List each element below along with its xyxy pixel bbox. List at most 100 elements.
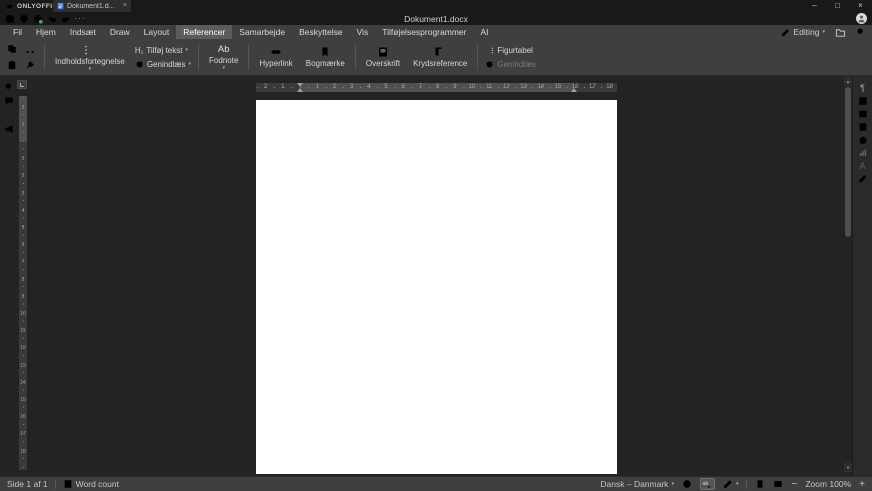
refresh-toc-label: Genindlæs [147, 60, 186, 69]
vertical-ruler[interactable]: 12123456789101112131415161718 [19, 96, 27, 470]
globe-icon [682, 479, 692, 489]
ribbon-separator [355, 44, 356, 70]
left-panel [0, 82, 17, 134]
table-settings-button[interactable] [855, 96, 871, 106]
editing-mode-button[interactable]: Editing ▾ [781, 27, 825, 37]
paste-button[interactable] [5, 58, 19, 72]
menu-tab-fil[interactable]: Fil [6, 25, 29, 39]
redo-button[interactable] [59, 12, 73, 25]
right-indent-marker[interactable] [571, 88, 577, 92]
headings-list-icon [4, 110, 14, 120]
refresh-toc-button[interactable]: Genindlæs ▾ [135, 60, 191, 69]
caption-button[interactable]: Overskrift [363, 45, 403, 69]
zoom-level[interactable]: Zoom 100% [805, 479, 851, 489]
print-button[interactable] [17, 12, 31, 25]
signature-settings-button[interactable] [855, 174, 871, 184]
text-art-settings-button[interactable]: A [855, 161, 871, 171]
document-page[interactable] [256, 100, 617, 474]
navigation-button[interactable] [0, 110, 17, 120]
paragraph-settings-button[interactable]: ¶ [855, 83, 871, 93]
scroll-up-button[interactable]: ▲ [844, 77, 852, 86]
quick-access-toolbar: Dokument1.docx ··· [0, 12, 872, 25]
zoom-in-button[interactable]: + [859, 479, 865, 490]
image-settings-button[interactable] [855, 109, 871, 119]
vertical-scrollbar[interactable]: ▲ ▼ [844, 76, 852, 476]
search-icon[interactable] [856, 27, 866, 37]
quick-print-button[interactable] [31, 12, 45, 25]
copy-button[interactable] [5, 42, 19, 56]
find-button[interactable] [0, 82, 17, 92]
ruler-number: 1 [19, 156, 27, 162]
menu-tab-vis[interactable]: Vis [350, 25, 376, 39]
comments-button[interactable] [0, 96, 17, 106]
menu-tab-tilfoejelsesprogrammer[interactable]: Tilføjelsesprogrammer [375, 25, 473, 39]
ruler-number: 3 [19, 191, 27, 197]
menu-tab-indsaet[interactable]: Indsæt [63, 25, 103, 39]
ruler-number: 9 [19, 294, 27, 300]
footnote-button[interactable]: Ab Fodnote ▾ [206, 43, 241, 71]
ruler-number: 14 [536, 83, 545, 92]
menu-tab-samarbejde[interactable]: Samarbejde [232, 25, 292, 39]
bookmark-button[interactable]: Bogmærke [303, 45, 348, 69]
user-avatar[interactable] [856, 13, 867, 24]
open-file-location-icon[interactable] [835, 27, 846, 38]
menu-tab-ai[interactable]: AI [473, 25, 495, 39]
spell-check-icon: ab [702, 479, 712, 489]
hyperlink-button[interactable]: Hyperlink [256, 45, 295, 69]
close-button[interactable]: × [849, 0, 872, 12]
language-selector[interactable]: Dansk – Danmark ▾ [600, 479, 674, 489]
editor-workspace: 12123456789101112131415161718 1212345678… [0, 76, 872, 476]
ruler-number: 12 [19, 345, 27, 351]
customize-toolbar-button[interactable]: ··· [73, 12, 87, 25]
tab-stop-selector[interactable] [17, 80, 27, 89]
ruler-number: 2 [19, 105, 27, 111]
shape-settings-button[interactable] [855, 135, 871, 145]
cross-reference-button[interactable]: Krydsreference [410, 45, 470, 69]
scroll-down-button[interactable]: ▼ [844, 463, 852, 472]
ruler-number: 13 [519, 83, 528, 92]
chart-settings-button[interactable] [855, 148, 871, 158]
add-text-button[interactable]: H₁ Tilføj tekst ▾ [135, 46, 191, 55]
scroll-up-icon: ▲ [846, 79, 850, 84]
hanging-indent-marker[interactable] [297, 88, 303, 92]
scrollbar-thumb[interactable] [845, 87, 851, 237]
ruler-number: 14 [19, 380, 27, 386]
fit-to-page-button[interactable] [755, 479, 765, 489]
refresh-figures-button[interactable]: Genindlæs [485, 60, 536, 69]
format-painter-button[interactable] [23, 58, 37, 72]
menu-tab-hjem[interactable]: Hjem [29, 25, 63, 39]
maximize-button[interactable]: □ [826, 0, 849, 12]
tab-close-icon[interactable]: × [123, 0, 127, 12]
header-footer-settings-button[interactable] [855, 122, 871, 132]
minimize-button[interactable]: – [803, 0, 826, 12]
track-changes-pen-icon [723, 479, 733, 489]
hyperlink-icon [270, 46, 282, 58]
menu-tab-beskyttelse[interactable]: Beskyttelse [292, 25, 349, 39]
menu-tab-layout[interactable]: Layout [137, 25, 177, 39]
word-count-label: Word count [76, 479, 119, 489]
word-count-button[interactable]: Word count [63, 479, 119, 489]
save-button[interactable] [3, 12, 17, 25]
pencil-icon [781, 28, 790, 37]
cut-button[interactable] [23, 42, 37, 56]
fit-to-width-button[interactable] [773, 479, 783, 489]
horizontal-ruler[interactable]: 12123456789101112131415161718 [256, 83, 617, 92]
first-line-indent-marker[interactable] [297, 83, 303, 87]
table-of-contents-button[interactable]: Indholdsfortegnelse ▾ [52, 43, 128, 72]
undo-button[interactable] [45, 12, 59, 25]
ruler-number: 2 [19, 173, 27, 179]
ruler-number: 7 [19, 259, 27, 265]
tab-stop-icon [20, 83, 24, 87]
document-language-button[interactable] [682, 479, 692, 489]
zoom-out-button[interactable]: − [791, 479, 797, 490]
table-of-contents-icon [84, 44, 96, 56]
spell-check-toggle[interactable]: ab [700, 478, 715, 490]
page-indicator[interactable]: Side 1 af 1 [7, 479, 48, 489]
document-tab[interactable]: Dokument1.d... × [53, 0, 131, 12]
feedback-button[interactable] [0, 124, 17, 134]
menu-tab-draw[interactable]: Draw [103, 25, 137, 39]
menu-tab-referencer[interactable]: Referencer [176, 25, 232, 39]
table-of-figures-button[interactable]: Figurtabel [485, 46, 536, 55]
chevron-down-icon: ▾ [189, 61, 192, 67]
track-changes-button[interactable]: ▾ [723, 479, 739, 489]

▸ WRITTEN PROBLEM: Change every "ruler-number" in the rows above to "ruler-label", leaving all else as it is. Omit the pictures from your answer.

▸ ANSWER BELOW:
List each element below along with its xyxy pixel bbox. List at most 100 elements.
refresh-toc-label: Genindlæs [147, 60, 186, 69]
vertical-ruler[interactable]: 12123456789101112131415161718 [19, 96, 27, 470]
globe-icon [682, 479, 692, 489]
ribbon-separator [355, 44, 356, 70]
left-panel [0, 82, 17, 134]
table-settings-button[interactable] [855, 96, 871, 106]
editing-mode-button[interactable]: Editing ▾ [781, 27, 825, 37]
paste-button[interactable] [5, 58, 19, 72]
menu-tab-fil[interactable]: Fil [6, 25, 29, 39]
redo-button[interactable] [59, 12, 73, 25]
right-indent-marker[interactable] [571, 88, 577, 92]
headings-list-icon [4, 110, 14, 120]
refresh-toc-button[interactable]: Genindlæs ▾ [135, 60, 191, 69]
caption-button[interactable]: Overskrift [363, 45, 403, 69]
zoom-level[interactable]: Zoom 100% [805, 479, 851, 489]
print-button[interactable] [17, 12, 31, 25]
signature-settings-button[interactable] [855, 174, 871, 184]
text-art-settings-button[interactable]: A [855, 161, 871, 171]
document-page[interactable] [256, 100, 617, 474]
navigation-button[interactable] [0, 110, 17, 120]
paragraph-settings-button[interactable]: ¶ [855, 83, 871, 93]
scroll-up-button[interactable]: ▲ [844, 77, 852, 86]
quick-access-toolbar: Dokument1.docx ··· [0, 12, 872, 25]
zoom-in-button[interactable]: + [859, 479, 865, 490]
image-settings-button[interactable] [855, 109, 871, 119]
vertical-scrollbar[interactable]: ▲ ▼ [844, 76, 852, 476]
search-icon[interactable] [856, 27, 866, 37]
quick-print-button[interactable] [31, 12, 45, 25]
copy-button[interactable] [5, 42, 19, 56]
find-button[interactable] [0, 82, 17, 92]
ruler-label: 1 [19, 156, 27, 162]
menu-tab-vis[interactable]: Vis [350, 25, 376, 39]
comments-button[interactable] [0, 96, 17, 106]
menu-tab-tilfoejelsesprogrammer[interactable]: Tilføjelsesprogrammer [375, 25, 473, 39]
ruler-label: 3 [19, 191, 27, 197]
menu-tab-indsaet[interactable]: Indsæt [63, 25, 103, 39]
ruler-label: 9 [19, 294, 27, 300]
footnote-button[interactable]: Ab Fodnote ▾ [206, 43, 241, 71]
ruler-label: 14 [536, 83, 545, 92]
menu-tab-samarbejde[interactable]: Samarbejde [232, 25, 292, 39]
bookmark-button[interactable]: Bogmærke [303, 45, 348, 69]
user-avatar[interactable] [856, 13, 867, 24]
open-file-location-icon[interactable] [835, 27, 846, 38]
menu-tab-ai[interactable]: AI [473, 25, 495, 39]
spell-check-icon: ab [702, 479, 712, 489]
hyperlink-button[interactable]: Hyperlink [256, 45, 295, 69]
close-button[interactable]: × [849, 0, 872, 12]
language-selector[interactable]: Dansk – Danmark ▾ [600, 479, 674, 489]
editor-workspace: 12123456789101112131415161718 1212345678… [0, 76, 872, 476]
ruler-label: 12 [19, 345, 27, 351]
customize-toolbar-button[interactable]: ··· [73, 12, 87, 25]
tab-stop-selector[interactable] [17, 80, 27, 89]
ruler-label: 2 [19, 105, 27, 111]
shape-settings-button[interactable] [855, 135, 871, 145]
cross-reference-button[interactable]: Krydsreference [410, 45, 470, 69]
scroll-down-button[interactable]: ▼ [844, 463, 852, 472]
ruler-label: 13 [519, 83, 528, 92]
chart-settings-button[interactable] [855, 148, 871, 158]
add-text-button[interactable]: H₁ Tilføj tekst ▾ [135, 46, 191, 55]
scroll-up-icon: ▲ [846, 79, 850, 84]
hanging-indent-marker[interactable] [297, 88, 303, 92]
scrollbar-thumb[interactable] [845, 87, 851, 237]
ruler-label: 14 [19, 380, 27, 386]
fit-to-page-button[interactable] [755, 479, 765, 489]
refresh-figures-button[interactable]: Genindlæs [485, 60, 536, 69]
format-painter-button[interactable] [23, 58, 37, 72]
menu-tab-hjem[interactable]: Hjem [29, 25, 63, 39]
maximize-button[interactable]: □ [826, 0, 849, 12]
tab-close-icon[interactable]: × [123, 0, 127, 12]
header-footer-settings-button[interactable] [855, 122, 871, 132]
minimize-button[interactable]: – [803, 0, 826, 12]
track-changes-pen-icon [723, 479, 733, 489]
hyperlink-icon [270, 46, 282, 58]
menu-tab-beskyttelse[interactable]: Beskyttelse [292, 25, 349, 39]
menu-tab-layout[interactable]: Layout [137, 25, 177, 39]
word-count-label: Word count [76, 479, 119, 489]
word-count-button[interactable]: Word count [63, 479, 119, 489]
save-button[interactable] [3, 12, 17, 25]
pencil-icon [781, 28, 790, 37]
cut-button[interactable] [23, 42, 37, 56]
fit-to-width-button[interactable] [773, 479, 783, 489]
horizontal-ruler[interactable]: 12123456789101112131415161718 [256, 83, 617, 92]
first-line-indent-marker[interactable] [297, 83, 303, 87]
table-of-contents-button[interactable]: Indholdsfortegnelse ▾ [52, 43, 128, 72]
undo-button[interactable] [45, 12, 59, 25]
ruler-label: 2 [19, 173, 27, 179]
ruler-label: 7 [19, 259, 27, 265]
tab-stop-icon [20, 83, 24, 87]
document-language-button[interactable] [682, 479, 692, 489]
zoom-out-button[interactable]: − [791, 479, 797, 490]
table-of-contents-icon [84, 44, 96, 56]
spell-check-toggle[interactable]: ab [700, 478, 715, 490]
page-indicator[interactable]: Side 1 af 1 [7, 479, 48, 489]
document-tab[interactable]: Dokument1.d... × [53, 0, 131, 12]
feedback-button[interactable] [0, 124, 17, 134]
menu-tab-draw[interactable]: Draw [103, 25, 137, 39]
menu-tab-referencer[interactable]: Referencer [176, 25, 232, 39]
table-of-figures-button[interactable]: Figurtabel [485, 46, 536, 55]
chevron-down-icon: ▾ [189, 61, 192, 67]
track-changes-button[interactable]: ▾ [723, 479, 739, 489]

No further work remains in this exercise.